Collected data
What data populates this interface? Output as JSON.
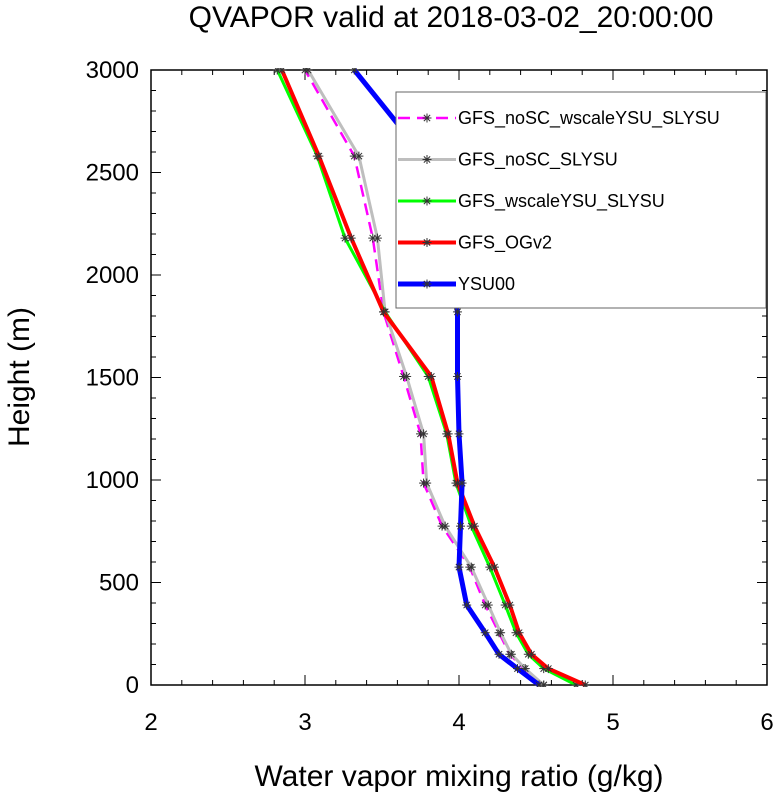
{
  "chart_data": {
    "type": "line",
    "title": "QVAPOR valid at 2018-03-02_20:00:00",
    "xlabel": "Water vapor mixing ratio (g/kg)",
    "ylabel": "Height (m)",
    "xlim": [
      2,
      6
    ],
    "ylim": [
      0,
      3000
    ],
    "xticks": [
      2,
      3,
      4,
      5,
      6
    ],
    "yticks": [
      0,
      500,
      1000,
      1500,
      2000,
      2500,
      3000
    ],
    "xtick_labels": [
      "2",
      "3",
      "4",
      "5",
      "6"
    ],
    "ytick_labels": [
      "0",
      "500",
      "1000",
      "1500",
      "2000",
      "2500",
      "3000"
    ],
    "grid": false,
    "legend_position": "top-right",
    "series": [
      {
        "name": "GFS_noSC_wscaleYSU_SLYSU",
        "color": "#ff00ff",
        "dash": "dashed",
        "width": 2.5,
        "points": [
          [
            4.55,
            0
          ],
          [
            4.42,
            80
          ],
          [
            4.33,
            150
          ],
          [
            4.26,
            255
          ],
          [
            4.17,
            390
          ],
          [
            4.07,
            575
          ],
          [
            3.89,
            775
          ],
          [
            3.77,
            985
          ],
          [
            3.75,
            1225
          ],
          [
            3.64,
            1505
          ],
          [
            3.51,
            1820
          ],
          [
            3.44,
            2180
          ],
          [
            3.32,
            2580
          ],
          [
            3.0,
            3000
          ]
        ]
      },
      {
        "name": "GFS_noSC_SLYSU",
        "color": "#bebebe",
        "dash": "solid",
        "width": 3,
        "points": [
          [
            4.55,
            0
          ],
          [
            4.43,
            80
          ],
          [
            4.34,
            150
          ],
          [
            4.27,
            255
          ],
          [
            4.19,
            390
          ],
          [
            4.08,
            575
          ],
          [
            3.91,
            775
          ],
          [
            3.79,
            985
          ],
          [
            3.77,
            1225
          ],
          [
            3.66,
            1505
          ],
          [
            3.52,
            1820
          ],
          [
            3.47,
            2180
          ],
          [
            3.35,
            2580
          ],
          [
            3.02,
            3000
          ]
        ]
      },
      {
        "name": "GFS_wscaleYSU_SLYSU",
        "color": "#00ff00",
        "dash": "solid",
        "width": 3,
        "points": [
          [
            4.76,
            0
          ],
          [
            4.55,
            80
          ],
          [
            4.45,
            150
          ],
          [
            4.37,
            255
          ],
          [
            4.3,
            390
          ],
          [
            4.2,
            575
          ],
          [
            4.08,
            775
          ],
          [
            3.98,
            985
          ],
          [
            3.92,
            1225
          ],
          [
            3.8,
            1505
          ],
          [
            3.52,
            1820
          ],
          [
            3.26,
            2180
          ],
          [
            3.08,
            2580
          ],
          [
            2.82,
            3000
          ]
        ]
      },
      {
        "name": "GFS_OGv2",
        "color": "#ff0000",
        "dash": "solid",
        "width": 4,
        "points": [
          [
            4.82,
            0
          ],
          [
            4.58,
            80
          ],
          [
            4.47,
            150
          ],
          [
            4.39,
            255
          ],
          [
            4.33,
            390
          ],
          [
            4.23,
            575
          ],
          [
            4.1,
            775
          ],
          [
            3.99,
            985
          ],
          [
            3.93,
            1225
          ],
          [
            3.82,
            1505
          ],
          [
            3.51,
            1820
          ],
          [
            3.3,
            2180
          ],
          [
            3.09,
            2580
          ],
          [
            2.85,
            3000
          ]
        ]
      },
      {
        "name": "YSU00",
        "color": "#0000ff",
        "dash": "solid",
        "width": 5,
        "points": [
          [
            4.52,
            0
          ],
          [
            4.38,
            80
          ],
          [
            4.26,
            150
          ],
          [
            4.17,
            255
          ],
          [
            4.05,
            390
          ],
          [
            4.0,
            575
          ],
          [
            4.01,
            775
          ],
          [
            4.02,
            985
          ],
          [
            4.0,
            1225
          ],
          [
            3.99,
            1505
          ],
          [
            3.99,
            1820
          ],
          [
            3.9,
            2180
          ],
          [
            3.77,
            2580
          ],
          [
            3.32,
            3000
          ]
        ]
      }
    ]
  }
}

■ What to do: Only the count is wanted: report how many lines of the material above hold the word "name".

■ Answer in full: 5